*AVAILABLE RECORDS*
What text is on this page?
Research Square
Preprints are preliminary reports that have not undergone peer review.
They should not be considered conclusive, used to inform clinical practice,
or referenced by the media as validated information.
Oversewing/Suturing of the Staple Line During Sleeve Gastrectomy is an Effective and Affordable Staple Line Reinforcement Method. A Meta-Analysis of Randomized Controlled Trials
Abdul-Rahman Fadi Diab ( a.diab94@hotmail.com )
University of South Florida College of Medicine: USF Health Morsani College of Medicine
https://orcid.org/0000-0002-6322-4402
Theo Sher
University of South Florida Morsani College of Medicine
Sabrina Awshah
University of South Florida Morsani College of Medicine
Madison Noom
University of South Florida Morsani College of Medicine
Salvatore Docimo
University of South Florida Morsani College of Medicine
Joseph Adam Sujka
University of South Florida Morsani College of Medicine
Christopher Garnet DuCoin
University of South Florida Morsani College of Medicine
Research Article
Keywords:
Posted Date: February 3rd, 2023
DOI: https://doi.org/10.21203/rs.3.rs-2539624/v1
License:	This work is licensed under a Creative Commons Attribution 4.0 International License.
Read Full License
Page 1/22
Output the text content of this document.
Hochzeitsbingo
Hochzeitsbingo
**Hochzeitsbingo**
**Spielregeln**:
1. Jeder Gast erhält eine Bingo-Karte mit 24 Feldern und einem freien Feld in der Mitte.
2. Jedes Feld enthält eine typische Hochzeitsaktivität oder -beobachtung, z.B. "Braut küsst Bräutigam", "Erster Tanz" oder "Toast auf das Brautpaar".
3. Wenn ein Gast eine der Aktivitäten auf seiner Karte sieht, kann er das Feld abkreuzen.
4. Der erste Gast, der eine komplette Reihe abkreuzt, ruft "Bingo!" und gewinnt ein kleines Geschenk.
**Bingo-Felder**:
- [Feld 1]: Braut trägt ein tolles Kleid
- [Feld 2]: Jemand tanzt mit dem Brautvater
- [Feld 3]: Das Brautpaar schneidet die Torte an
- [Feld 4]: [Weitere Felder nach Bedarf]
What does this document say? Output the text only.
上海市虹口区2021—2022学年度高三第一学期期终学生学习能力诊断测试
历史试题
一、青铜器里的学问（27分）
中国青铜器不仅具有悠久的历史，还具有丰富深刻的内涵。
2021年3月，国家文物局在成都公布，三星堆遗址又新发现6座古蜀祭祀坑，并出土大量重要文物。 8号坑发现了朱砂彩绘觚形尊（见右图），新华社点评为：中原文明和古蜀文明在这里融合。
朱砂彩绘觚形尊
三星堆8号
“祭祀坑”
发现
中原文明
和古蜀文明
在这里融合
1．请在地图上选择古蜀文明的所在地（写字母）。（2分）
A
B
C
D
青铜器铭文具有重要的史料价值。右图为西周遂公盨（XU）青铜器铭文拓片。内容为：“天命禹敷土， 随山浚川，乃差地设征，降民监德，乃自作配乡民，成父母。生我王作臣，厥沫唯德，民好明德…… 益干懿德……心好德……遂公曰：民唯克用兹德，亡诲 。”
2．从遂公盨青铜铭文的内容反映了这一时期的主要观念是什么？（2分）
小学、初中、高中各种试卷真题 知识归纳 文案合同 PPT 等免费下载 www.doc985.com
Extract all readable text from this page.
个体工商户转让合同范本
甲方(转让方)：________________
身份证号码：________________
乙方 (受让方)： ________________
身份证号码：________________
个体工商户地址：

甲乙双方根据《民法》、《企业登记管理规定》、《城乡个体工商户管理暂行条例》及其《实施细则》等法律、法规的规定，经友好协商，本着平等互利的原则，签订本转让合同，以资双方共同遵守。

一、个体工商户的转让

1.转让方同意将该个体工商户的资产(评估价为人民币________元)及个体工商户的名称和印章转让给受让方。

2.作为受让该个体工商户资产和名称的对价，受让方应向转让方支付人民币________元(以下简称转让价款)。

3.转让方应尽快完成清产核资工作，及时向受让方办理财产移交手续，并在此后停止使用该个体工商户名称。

*SET EXERCISE*
Quote every record above exactly.

*THE ANSWER*
What text is on this page?
Research Square
Preprints are preliminary reports that have not undergone peer review.
They should not be considered conclusive, used to inform clinical practice,
or referenced by the media as validated information.
Oversewing/Suturing of the Staple Line During Sleeve Gastrectomy is an Effective and Affordable Staple Line Reinforcement Method. A Meta-Analysis of Randomized Controlled Trials
Abdul-Rahman Fadi Diab ( a.diab94@hotmail.com )
University of South Florida College of Medicine: USF Health Morsani College of Medicine
https://orcid.org/0000-0002-6322-4402
Theo Sher
University of South Florida Morsani College of Medicine
Sabrina Awshah
University of South Florida Morsani College of Medicine
Madison Noom
University of South Florida Morsani College of Medicine
Salvatore Docimo
University of South Florida Morsani College of Medicine
Joseph Adam Sujka
University of South Florida Morsani College of Medicine
Christopher Garnet DuCoin
University of South Florida Morsani College of Medicine
Research Article
Keywords:
Posted Date: February 3rd, 2023
DOI: https://doi.org/10.21203/rs.3.rs-2539624/v1
License:	This work is licensed under a Creative Commons Attribution 4.0 International License.
Read Full License
Page 1/22
Output the text content of this document.
Hochzeitsbingo
Hochzeitsbingo
**Hochzeitsbingo**
**Spielregeln**:
1. Jeder Gast erhält eine Bingo-Karte mit 24 Feldern und einem freien Feld in der Mitte.
2. Jedes Feld enthält eine typische Hochzeitsaktivität oder -beobachtung, z.B. "Braut küsst Bräutigam", "Erster Tanz" oder "Toast auf das Brautpaar".
3. Wenn ein Gast eine der Aktivitäten auf seiner Karte sieht, kann er das Feld abkreuzen.
4. Der erste Gast, der eine komplette Reihe abkreuzt, ruft "Bingo!" und gewinnt ein kleines Geschenk.
**Bingo-Felder**:
- [Feld 1]: Braut trägt ein tolles Kleid
- [Feld 2]: Jemand tanzt mit dem Brautvater
- [Feld 3]: Das Brautpaar schneidet die Torte an
- [Feld 4]: [Weitere Felder nach Bedarf]
What does this document say? Output the text only.
上海市虹口区2021—2022学年度高三第一学期期终学生学习能力诊断测试
历史试题
一、青铜器里的学问（27分）
中国青铜器不仅具有悠久的历史，还具有丰富深刻的内涵。
2021年3月，国家文物局在成都公布，三星堆遗址又新发现6座古蜀祭祀坑，并出土大量重要文物。 8号坑发现了朱砂彩绘觚形尊（见右图），新华社点评为：中原文明和古蜀文明在这里融合。
朱砂彩绘觚形尊
三星堆8号
“祭祀坑”
发现
中原文明
和古蜀文明
在这里融合
1．请在地图上选择古蜀文明的所在地（写字母）。（2分）
A
B
C
D
青铜器铭文具有重要的史料价值。右图为西周遂公盨（XU）青铜器铭文拓片。内容为：“天命禹敷土， 随山浚川，乃差地设征，降民监德，乃自作配乡民，成父母。生我王作臣，厥沫唯德，民好明德…… 益干懿德……心好德……遂公曰：民唯克用兹德，亡诲 。”
2．从遂公盨青铜铭文的内容反映了这一时期的主要观念是什么？（2分）
小学、初中、高中各种试卷真题 知识归纳 文案合同 PPT 等免费下载 www.doc985.com
Extract all readable text from this page.
个体工商户转让合同范本
甲方(转让方)：________________
身份证号码：________________
乙方 (受让方)： ________________
身份证号码：________________
个体工商户地址：

甲乙双方根据《民法》、《企业登记管理规定》、《城乡个体工商户管理暂行条例》及其《实施细则》等法律、法规的规定，经友好协商，本着平等互利的原则，签订本转让合同，以资双方共同遵守。

一、个体工商户的转让

1.转让方同意将该个体工商户的资产(评估价为人民币________元)及个体工商户的名称和印章转让给受让方。

2.作为受让该个体工商户资产和名称的对价，受让方应向转让方支付人民币________元(以下简称转让价款)。

3.转让方应尽快完成清产核资工作，及时向受让方办理财产移交手续，并在此后停止使用该个体工商户名称。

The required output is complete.